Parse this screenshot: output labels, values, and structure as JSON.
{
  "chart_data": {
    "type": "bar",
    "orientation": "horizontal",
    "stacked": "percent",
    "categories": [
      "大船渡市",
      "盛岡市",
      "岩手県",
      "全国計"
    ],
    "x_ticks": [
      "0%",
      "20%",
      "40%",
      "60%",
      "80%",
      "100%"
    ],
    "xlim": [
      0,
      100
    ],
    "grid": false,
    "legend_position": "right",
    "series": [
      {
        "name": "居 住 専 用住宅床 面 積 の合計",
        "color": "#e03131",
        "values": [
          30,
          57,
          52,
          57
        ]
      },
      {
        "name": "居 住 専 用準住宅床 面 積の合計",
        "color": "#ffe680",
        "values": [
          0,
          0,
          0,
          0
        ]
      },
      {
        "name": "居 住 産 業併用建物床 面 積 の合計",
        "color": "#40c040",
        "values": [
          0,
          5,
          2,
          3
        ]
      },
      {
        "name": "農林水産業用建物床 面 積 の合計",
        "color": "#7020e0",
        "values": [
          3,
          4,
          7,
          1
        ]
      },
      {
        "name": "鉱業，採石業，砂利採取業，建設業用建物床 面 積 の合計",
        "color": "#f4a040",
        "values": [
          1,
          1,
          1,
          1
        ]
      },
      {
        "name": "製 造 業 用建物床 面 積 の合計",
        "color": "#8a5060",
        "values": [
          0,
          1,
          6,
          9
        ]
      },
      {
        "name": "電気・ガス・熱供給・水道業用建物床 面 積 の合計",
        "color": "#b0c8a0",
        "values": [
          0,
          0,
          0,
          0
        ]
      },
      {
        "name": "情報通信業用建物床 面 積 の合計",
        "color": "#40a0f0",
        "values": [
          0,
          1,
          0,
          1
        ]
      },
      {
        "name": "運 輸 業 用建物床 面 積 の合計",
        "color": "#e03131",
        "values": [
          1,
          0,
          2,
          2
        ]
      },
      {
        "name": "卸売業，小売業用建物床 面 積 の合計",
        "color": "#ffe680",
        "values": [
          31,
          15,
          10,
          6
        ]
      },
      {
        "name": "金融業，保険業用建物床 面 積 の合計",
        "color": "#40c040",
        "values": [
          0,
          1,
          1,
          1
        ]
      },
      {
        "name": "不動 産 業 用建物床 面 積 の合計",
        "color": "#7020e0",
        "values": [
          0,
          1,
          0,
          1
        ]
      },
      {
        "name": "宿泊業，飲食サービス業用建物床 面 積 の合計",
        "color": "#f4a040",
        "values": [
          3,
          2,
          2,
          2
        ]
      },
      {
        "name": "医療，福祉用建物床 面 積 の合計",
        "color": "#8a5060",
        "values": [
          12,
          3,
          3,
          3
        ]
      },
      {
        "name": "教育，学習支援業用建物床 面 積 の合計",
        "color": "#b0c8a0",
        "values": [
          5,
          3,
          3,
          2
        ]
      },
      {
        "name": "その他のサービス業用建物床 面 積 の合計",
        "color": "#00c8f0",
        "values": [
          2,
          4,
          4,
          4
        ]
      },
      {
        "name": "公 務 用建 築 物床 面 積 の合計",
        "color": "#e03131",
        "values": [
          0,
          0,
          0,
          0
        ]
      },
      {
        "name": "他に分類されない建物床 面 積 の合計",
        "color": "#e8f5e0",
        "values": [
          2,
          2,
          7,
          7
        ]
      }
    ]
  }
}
::::
- TASK BRIEF -
Print the whole listing again, exactly.

- ANSWER -
Parse this screenshot: output labels, values, and structure as JSON.
{
  "chart_data": {
    "type": "bar",
    "orientation": "horizontal",
    "stacked": "percent",
    "categories": [
      "大船渡市",
      "盛岡市",
      "岩手県",
      "全国計"
    ],
    "x_ticks": [
      "0%",
      "20%",
      "40%",
      "60%",
      "80%",
      "100%"
    ],
    "xlim": [
      0,
      100
    ],
    "grid": false,
    "legend_position": "right",
    "series": [
      {
        "name": "居 住 専 用住宅床 面 積 の合計",
        "color": "#e03131",
        "values": [
          30,
          57,
          52,
          57
        ]
      },
      {
        "name": "居 住 専 用準住宅床 面 積の合計",
        "color": "#ffe680",
        "values": [
          0,
          0,
          0,
          0
        ]
      },
      {
        "name": "居 住 産 業併用建物床 面 積 の合計",
        "color": "#40c040",
        "values": [
          0,
          5,
          2,
          3
        ]
      },
      {
        "name": "農林水産業用建物床 面 積 の合計",
        "color": "#7020e0",
        "values": [
          3,
          4,
          7,
          1
        ]
      },
      {
        "name": "鉱業，採石業，砂利採取業，建設業用建物床 面 積 の合計",
        "color": "#f4a040",
        "values": [
          1,
          1,
          1,
          1
        ]
      },
      {
        "name": "製 造 業 用建物床 面 積 の合計",
        "color": "#8a5060",
        "values": [
          0,
          1,
          6,
          9
        ]
      },
      {
        "name": "電気・ガス・熱供給・水道業用建物床 面 積 の合計",
        "color": "#b0c8a0",
        "values": [
          0,
          0,
          0,
          0
        ]
      },
      {
        "name": "情報通信業用建物床 面 積 の合計",
        "color": "#40a0f0",
        "values": [
          0,
          1,
          0,
          1
        ]
      },
      {
        "name": "運 輸 業 用建物床 面 積 の合計",
        "color": "#e03131",
        "values": [
          1,
          0,
          2,
          2
        ]
      },
      {
        "name": "卸売業，小売業用建物床 面 積 の合計",
        "color": "#ffe680",
        "values": [
          31,
          15,
          10,
          6
        ]
      },
      {
        "name": "金融業，保険業用建物床 面 積 の合計",
        "color": "#40c040",
        "values": [
          0,
          1,
          1,
          1
        ]
      },
      {
        "name": "不動 産 業 用建物床 面 積 の合計",
        "color": "#7020e0",
        "values": [
          0,
          1,
          0,
          1
        ]
      },
      {
        "name": "宿泊業，飲食サービス業用建物床 面 積 の合計",
        "color": "#f4a040",
        "values": [
          3,
          2,
          2,
          2
        ]
      },
      {
        "name": "医療，福祉用建物床 面 積 の合計",
        "color": "#8a5060",
        "values": [
          12,
          3,
          3,
          3
        ]
      },
      {
        "name": "教育，学習支援業用建物床 面 積 の合計",
        "color": "#b0c8a0",
        "values": [
          5,
          3,
          3,
          2
        ]
      },
      {
        "name": "その他のサービス業用建物床 面 積 の合計",
        "color": "#00c8f0",
        "values": [
          2,
          4,
          4,
          4
        ]
      },
      {
        "name": "公 務 用建 築 物床 面 積 の合計",
        "color": "#e03131",
        "values": [
          0,
          0,
          0,
          0
        ]
      },
      {
        "name": "他に分類されない建物床 面 積 の合計",
        "color": "#e8f5e0",
        "values": [
          2,
          2,
          7,
          7
        ]
      }
    ]
  }
}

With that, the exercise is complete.